*What the task asks*: Find each line with the word "JSON" and copy it.

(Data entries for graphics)

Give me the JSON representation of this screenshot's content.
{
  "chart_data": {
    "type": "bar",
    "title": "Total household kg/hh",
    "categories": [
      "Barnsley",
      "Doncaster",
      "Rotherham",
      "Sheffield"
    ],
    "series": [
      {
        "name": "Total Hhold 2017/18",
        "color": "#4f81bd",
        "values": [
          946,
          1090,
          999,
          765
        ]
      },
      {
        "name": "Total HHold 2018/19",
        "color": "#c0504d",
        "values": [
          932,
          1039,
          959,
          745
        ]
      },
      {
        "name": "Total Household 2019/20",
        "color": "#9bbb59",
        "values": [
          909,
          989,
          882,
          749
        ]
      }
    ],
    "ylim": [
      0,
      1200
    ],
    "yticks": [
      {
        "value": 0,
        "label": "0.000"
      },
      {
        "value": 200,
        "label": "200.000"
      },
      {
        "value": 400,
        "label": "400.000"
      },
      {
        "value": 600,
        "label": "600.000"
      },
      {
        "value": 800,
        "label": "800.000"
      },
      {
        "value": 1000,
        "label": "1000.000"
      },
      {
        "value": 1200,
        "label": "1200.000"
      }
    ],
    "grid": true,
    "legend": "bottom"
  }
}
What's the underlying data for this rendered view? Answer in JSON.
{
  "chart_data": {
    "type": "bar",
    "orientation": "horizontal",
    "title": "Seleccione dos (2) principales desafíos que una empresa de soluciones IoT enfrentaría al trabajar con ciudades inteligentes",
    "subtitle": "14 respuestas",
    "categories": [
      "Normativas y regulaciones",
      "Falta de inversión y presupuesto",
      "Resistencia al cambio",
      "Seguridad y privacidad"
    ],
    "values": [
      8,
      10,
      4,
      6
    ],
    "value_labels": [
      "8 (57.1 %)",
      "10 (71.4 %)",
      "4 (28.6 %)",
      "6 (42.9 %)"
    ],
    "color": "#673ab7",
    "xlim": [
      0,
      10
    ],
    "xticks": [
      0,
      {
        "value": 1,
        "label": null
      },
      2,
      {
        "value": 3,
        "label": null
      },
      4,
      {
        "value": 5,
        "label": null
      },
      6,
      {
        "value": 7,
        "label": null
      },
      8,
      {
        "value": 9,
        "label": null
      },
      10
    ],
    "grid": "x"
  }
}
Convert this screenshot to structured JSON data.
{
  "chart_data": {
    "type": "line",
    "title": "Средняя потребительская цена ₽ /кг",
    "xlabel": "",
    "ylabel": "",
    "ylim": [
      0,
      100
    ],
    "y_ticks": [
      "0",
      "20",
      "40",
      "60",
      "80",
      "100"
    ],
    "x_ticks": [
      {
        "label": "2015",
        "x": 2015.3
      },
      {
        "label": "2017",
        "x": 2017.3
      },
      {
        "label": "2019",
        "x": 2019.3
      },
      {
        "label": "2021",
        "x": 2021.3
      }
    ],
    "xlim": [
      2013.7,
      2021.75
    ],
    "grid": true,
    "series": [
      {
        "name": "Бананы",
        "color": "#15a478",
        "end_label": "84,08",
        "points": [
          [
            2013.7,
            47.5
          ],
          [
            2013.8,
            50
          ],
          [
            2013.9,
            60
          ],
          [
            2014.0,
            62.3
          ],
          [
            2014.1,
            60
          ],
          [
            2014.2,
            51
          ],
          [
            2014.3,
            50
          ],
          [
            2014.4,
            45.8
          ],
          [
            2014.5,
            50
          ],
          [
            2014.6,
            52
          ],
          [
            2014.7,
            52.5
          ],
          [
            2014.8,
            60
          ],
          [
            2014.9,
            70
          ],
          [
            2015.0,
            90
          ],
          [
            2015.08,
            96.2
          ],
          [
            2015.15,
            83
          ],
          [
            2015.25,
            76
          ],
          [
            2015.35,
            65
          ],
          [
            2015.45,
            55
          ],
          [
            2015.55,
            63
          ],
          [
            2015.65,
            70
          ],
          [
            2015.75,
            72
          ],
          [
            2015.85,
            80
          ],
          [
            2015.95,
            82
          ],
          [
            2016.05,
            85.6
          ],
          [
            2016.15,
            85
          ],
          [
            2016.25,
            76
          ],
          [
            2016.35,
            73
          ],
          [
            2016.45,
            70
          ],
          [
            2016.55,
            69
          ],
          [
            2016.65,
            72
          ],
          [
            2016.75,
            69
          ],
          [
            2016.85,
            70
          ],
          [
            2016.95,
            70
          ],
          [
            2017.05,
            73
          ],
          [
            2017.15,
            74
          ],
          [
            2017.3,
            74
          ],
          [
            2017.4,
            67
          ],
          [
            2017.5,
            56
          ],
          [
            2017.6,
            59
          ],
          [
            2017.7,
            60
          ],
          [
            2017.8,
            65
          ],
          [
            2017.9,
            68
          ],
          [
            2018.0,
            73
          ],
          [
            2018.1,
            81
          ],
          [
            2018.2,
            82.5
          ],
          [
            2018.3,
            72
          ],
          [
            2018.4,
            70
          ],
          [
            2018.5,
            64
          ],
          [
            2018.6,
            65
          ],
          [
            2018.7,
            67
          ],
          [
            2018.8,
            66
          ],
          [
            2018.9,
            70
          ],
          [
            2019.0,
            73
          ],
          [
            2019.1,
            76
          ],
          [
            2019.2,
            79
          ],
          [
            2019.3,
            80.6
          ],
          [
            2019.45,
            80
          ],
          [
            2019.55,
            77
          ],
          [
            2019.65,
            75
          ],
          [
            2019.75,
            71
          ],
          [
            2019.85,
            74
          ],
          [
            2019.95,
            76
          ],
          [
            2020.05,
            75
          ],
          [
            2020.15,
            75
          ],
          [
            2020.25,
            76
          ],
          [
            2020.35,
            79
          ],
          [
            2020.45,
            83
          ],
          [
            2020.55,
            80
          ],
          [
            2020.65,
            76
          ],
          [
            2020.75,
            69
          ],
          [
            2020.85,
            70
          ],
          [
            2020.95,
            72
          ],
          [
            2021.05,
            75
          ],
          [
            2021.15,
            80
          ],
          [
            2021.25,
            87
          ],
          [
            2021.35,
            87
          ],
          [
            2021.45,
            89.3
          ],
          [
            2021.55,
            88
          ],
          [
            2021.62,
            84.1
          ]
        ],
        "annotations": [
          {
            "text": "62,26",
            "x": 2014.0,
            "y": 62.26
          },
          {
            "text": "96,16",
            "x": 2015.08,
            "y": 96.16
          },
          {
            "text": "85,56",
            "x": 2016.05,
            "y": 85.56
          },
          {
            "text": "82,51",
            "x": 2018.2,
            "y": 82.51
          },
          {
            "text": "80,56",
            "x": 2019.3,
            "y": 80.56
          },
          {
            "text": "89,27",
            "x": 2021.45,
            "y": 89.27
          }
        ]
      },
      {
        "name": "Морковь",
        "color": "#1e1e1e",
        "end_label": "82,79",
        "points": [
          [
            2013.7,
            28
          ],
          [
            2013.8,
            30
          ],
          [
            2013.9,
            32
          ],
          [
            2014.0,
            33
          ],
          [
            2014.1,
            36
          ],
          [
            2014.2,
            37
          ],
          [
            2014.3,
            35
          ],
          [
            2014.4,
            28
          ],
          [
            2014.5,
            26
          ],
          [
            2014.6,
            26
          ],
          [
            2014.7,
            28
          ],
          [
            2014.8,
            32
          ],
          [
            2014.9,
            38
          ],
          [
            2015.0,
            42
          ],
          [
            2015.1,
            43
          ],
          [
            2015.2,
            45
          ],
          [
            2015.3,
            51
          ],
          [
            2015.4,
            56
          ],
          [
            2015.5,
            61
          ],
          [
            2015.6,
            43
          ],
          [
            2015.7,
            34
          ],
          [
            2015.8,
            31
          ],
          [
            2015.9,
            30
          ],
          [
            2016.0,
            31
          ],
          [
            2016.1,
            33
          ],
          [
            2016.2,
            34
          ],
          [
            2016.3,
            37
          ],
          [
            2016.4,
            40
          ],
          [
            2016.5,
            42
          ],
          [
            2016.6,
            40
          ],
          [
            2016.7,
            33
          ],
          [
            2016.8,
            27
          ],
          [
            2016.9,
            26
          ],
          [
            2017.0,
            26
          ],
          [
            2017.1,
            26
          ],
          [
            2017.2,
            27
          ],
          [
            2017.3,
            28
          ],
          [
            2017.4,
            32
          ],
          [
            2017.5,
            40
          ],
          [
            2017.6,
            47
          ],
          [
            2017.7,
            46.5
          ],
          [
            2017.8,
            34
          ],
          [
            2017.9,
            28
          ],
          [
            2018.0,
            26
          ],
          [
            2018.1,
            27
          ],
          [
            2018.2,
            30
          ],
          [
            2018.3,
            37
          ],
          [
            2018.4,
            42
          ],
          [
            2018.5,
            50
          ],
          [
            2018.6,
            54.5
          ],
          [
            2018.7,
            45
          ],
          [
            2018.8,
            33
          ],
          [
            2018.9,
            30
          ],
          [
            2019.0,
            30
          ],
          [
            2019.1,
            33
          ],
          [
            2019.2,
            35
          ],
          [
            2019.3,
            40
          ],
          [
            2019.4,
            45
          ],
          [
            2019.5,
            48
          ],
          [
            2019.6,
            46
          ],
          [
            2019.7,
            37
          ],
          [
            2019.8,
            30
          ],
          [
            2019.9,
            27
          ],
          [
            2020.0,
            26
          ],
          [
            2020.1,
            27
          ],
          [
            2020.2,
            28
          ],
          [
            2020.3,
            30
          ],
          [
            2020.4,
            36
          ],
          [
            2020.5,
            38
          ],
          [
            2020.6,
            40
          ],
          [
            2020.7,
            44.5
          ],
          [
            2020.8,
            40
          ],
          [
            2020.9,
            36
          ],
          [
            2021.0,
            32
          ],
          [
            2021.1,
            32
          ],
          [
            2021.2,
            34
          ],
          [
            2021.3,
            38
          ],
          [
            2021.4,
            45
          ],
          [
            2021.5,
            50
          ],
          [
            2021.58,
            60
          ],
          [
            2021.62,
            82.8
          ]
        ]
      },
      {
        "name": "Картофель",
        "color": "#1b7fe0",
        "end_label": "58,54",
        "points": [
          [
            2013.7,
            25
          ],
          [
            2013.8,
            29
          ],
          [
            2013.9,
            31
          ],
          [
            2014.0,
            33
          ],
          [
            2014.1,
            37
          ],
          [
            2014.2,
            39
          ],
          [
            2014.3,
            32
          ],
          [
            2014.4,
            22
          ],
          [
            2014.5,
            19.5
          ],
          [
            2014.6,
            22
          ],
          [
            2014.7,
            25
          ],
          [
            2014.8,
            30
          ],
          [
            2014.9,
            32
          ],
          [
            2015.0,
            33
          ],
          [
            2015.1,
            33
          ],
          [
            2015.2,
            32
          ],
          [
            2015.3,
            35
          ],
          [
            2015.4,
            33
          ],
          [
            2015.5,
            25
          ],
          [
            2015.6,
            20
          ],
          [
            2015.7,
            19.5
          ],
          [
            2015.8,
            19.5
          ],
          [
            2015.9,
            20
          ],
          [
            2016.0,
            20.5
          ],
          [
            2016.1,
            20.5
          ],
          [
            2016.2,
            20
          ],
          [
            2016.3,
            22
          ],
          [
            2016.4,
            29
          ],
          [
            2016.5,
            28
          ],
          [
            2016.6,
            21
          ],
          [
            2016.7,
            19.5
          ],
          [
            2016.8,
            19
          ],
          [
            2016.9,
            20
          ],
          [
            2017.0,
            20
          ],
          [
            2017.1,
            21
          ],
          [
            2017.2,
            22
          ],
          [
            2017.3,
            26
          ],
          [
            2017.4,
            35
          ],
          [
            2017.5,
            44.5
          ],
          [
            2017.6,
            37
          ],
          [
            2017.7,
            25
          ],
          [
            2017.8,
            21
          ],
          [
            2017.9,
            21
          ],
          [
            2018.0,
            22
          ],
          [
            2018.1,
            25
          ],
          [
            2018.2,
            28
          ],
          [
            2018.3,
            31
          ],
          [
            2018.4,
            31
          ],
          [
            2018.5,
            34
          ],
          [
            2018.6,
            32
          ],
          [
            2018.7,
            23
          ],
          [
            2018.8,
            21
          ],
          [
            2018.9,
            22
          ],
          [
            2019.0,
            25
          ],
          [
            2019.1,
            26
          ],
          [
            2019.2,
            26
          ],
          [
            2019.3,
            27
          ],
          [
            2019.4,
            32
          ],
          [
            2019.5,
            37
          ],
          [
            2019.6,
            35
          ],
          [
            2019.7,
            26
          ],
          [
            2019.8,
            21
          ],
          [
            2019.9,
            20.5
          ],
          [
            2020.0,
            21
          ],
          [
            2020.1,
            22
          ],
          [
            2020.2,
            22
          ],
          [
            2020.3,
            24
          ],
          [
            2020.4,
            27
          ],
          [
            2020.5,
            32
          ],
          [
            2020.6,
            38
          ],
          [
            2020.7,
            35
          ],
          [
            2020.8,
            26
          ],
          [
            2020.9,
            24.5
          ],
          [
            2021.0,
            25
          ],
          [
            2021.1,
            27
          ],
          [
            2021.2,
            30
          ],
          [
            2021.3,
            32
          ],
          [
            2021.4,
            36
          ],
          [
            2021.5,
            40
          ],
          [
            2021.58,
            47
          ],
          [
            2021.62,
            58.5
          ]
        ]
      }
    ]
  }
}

*Task solution*:
Give me the JSON representation of this screenshot's content.
What's the underlying data for this rendered view? Answer in JSON.
Convert this screenshot to structured JSON data.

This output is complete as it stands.